- WHAT YOU SHOULD DO: Go through the lines below. Copy those with "ster".

### EXTRACTED DATA

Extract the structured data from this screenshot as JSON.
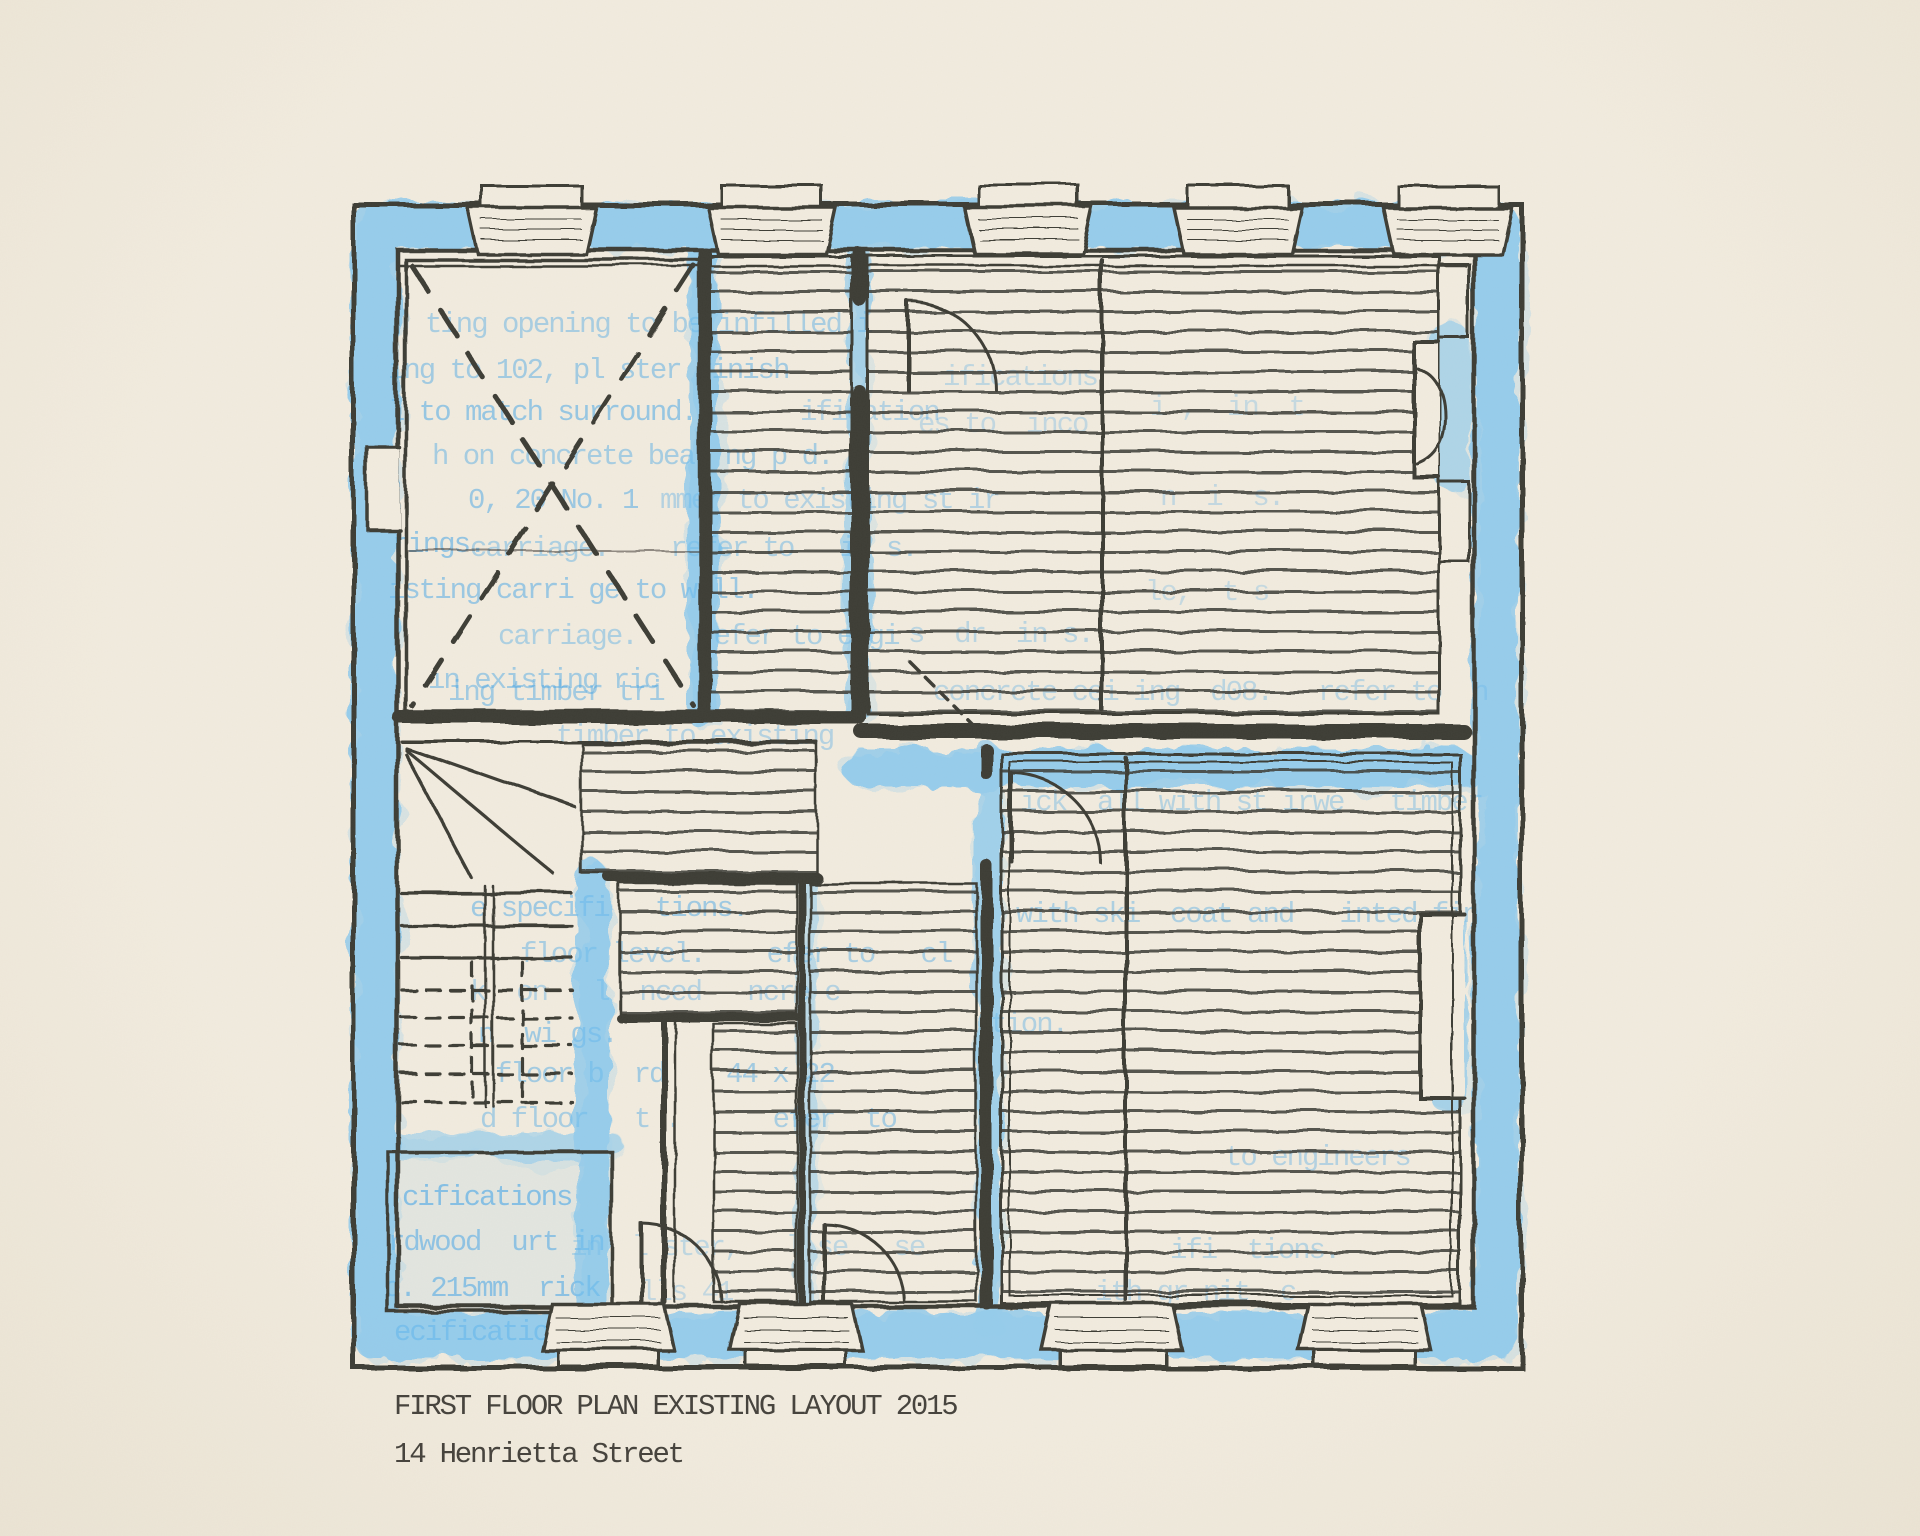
{
  "artwork": {
    "type": "floor-plan-print",
    "caption": {
      "line1": "FIRST FLOOR PLAN EXISTING LAYOUT 2015",
      "line2": "14 Henrietta Street"
    },
    "colors": {
      "paper": "#f2ecdf",
      "paper_edge": "#ebe4d4",
      "ink": "#3e3c36",
      "caption_ink": "#45423c",
      "crayon_blue": "#6fc0f2",
      "type_blue": "#3fa3e8"
    },
    "spec_fragments": [
      {
        "x": 425,
        "y": 332,
        "text": "ting opening to be infilled i",
        "opacity": 0.4
      },
      {
        "x": 388,
        "y": 378,
        "text": "ing to 102, pl ster finish",
        "opacity": 0.44
      },
      {
        "x": 388,
        "y": 420,
        "text": "l to match surround.",
        "opacity": 0.5
      },
      {
        "x": 800,
        "y": 420,
        "text": "ification",
        "opacity": 0.34
      },
      {
        "x": 432,
        "y": 464,
        "text": "h on concrete bear ng p d.",
        "opacity": 0.42
      },
      {
        "x": 468,
        "y": 508,
        "text": "0, 20 No. 1",
        "opacity": 0.48
      },
      {
        "x": 660,
        "y": 508,
        "text": "mmer to existing st ir",
        "opacity": 0.34
      },
      {
        "x": 392,
        "y": 552,
        "text": "rings.",
        "opacity": 0.52
      },
      {
        "x": 470,
        "y": 556,
        "text": "carriage.    refer to   in s.",
        "opacity": 0.38
      },
      {
        "x": 388,
        "y": 598,
        "text": "isting carri ge to w ll.",
        "opacity": 0.48
      },
      {
        "x": 498,
        "y": 644,
        "text": "carriage.    refer to engi",
        "opacity": 0.38
      },
      {
        "x": 908,
        "y": 642,
        "text": "s  dr  in s.",
        "opacity": 0.3
      },
      {
        "x": 933,
        "y": 700,
        "text": "concrete cei ing  d08.   refer to  n",
        "opacity": 0.3
      },
      {
        "x": 428,
        "y": 688,
        "text": "in existing ric",
        "opacity": 0.44
      },
      {
        "x": 448,
        "y": 700,
        "text": "ing timber tri",
        "opacity": 0.44
      },
      {
        "x": 556,
        "y": 744,
        "text": "timber to existing",
        "opacity": 0.34
      },
      {
        "x": 943,
        "y": 385,
        "text": "ifications",
        "opacity": 0.28
      },
      {
        "x": 918,
        "y": 432,
        "text": "es to  inco",
        "opacity": 0.26
      },
      {
        "x": 1150,
        "y": 415,
        "text": "i ,  in  t",
        "opacity": 0.24
      },
      {
        "x": 1160,
        "y": 505,
        "text": "n  i  s.",
        "opacity": 0.26
      },
      {
        "x": 1145,
        "y": 600,
        "text": "le,  t s",
        "opacity": 0.24
      },
      {
        "x": 1020,
        "y": 810,
        "text": "ick  all with st irwe   timber",
        "opacity": 0.32
      },
      {
        "x": 1016,
        "y": 922,
        "text": "with ski  coat and   inted fin",
        "opacity": 0.38
      },
      {
        "x": 470,
        "y": 916,
        "text": "e specifi   tions.",
        "opacity": 0.46
      },
      {
        "x": 520,
        "y": 962,
        "text": "floor level.    efer to   cl",
        "opacity": 0.4
      },
      {
        "x": 990,
        "y": 1032,
        "text": "tion.",
        "opacity": 0.36
      },
      {
        "x": 470,
        "y": 1000,
        "text": "k  on   l  nced   ncre e",
        "opacity": 0.34
      },
      {
        "x": 478,
        "y": 1042,
        "text": "n  wi gs.",
        "opacity": 0.46
      },
      {
        "x": 495,
        "y": 1082,
        "text": "floor b  rd    44 x 22",
        "opacity": 0.44
      },
      {
        "x": 480,
        "y": 1127,
        "text": "d floor   t .      efer  to",
        "opacity": 0.4
      },
      {
        "x": 1225,
        "y": 1165,
        "text": "to engineers",
        "opacity": 0.34
      },
      {
        "x": 402,
        "y": 1205,
        "text": "cifications",
        "opacity": 0.58
      },
      {
        "x": 388,
        "y": 1250,
        "text": "rdwood  urt in",
        "opacity": 0.52
      },
      {
        "x": 570,
        "y": 1255,
        "text": "in  l ster,   l se   se",
        "opacity": 0.28
      },
      {
        "x": 1170,
        "y": 1258,
        "text": "ifi  tions.",
        "opacity": 0.32
      },
      {
        "x": 384,
        "y": 1296,
        "text": "o. 215mm  rick",
        "opacity": 0.54
      },
      {
        "x": 640,
        "y": 1300,
        "text": "lls 41",
        "opacity": 0.26
      },
      {
        "x": 1095,
        "y": 1300,
        "text": "ith gr nit  c",
        "opacity": 0.3
      },
      {
        "x": 394,
        "y": 1340,
        "text": "ecifications",
        "opacity": 0.56
      }
    ]
  }
}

######

- FULL ANSWER:
        "text": "ing to 102, pl ster finish",
        "text": "in  l ster,   l se   se",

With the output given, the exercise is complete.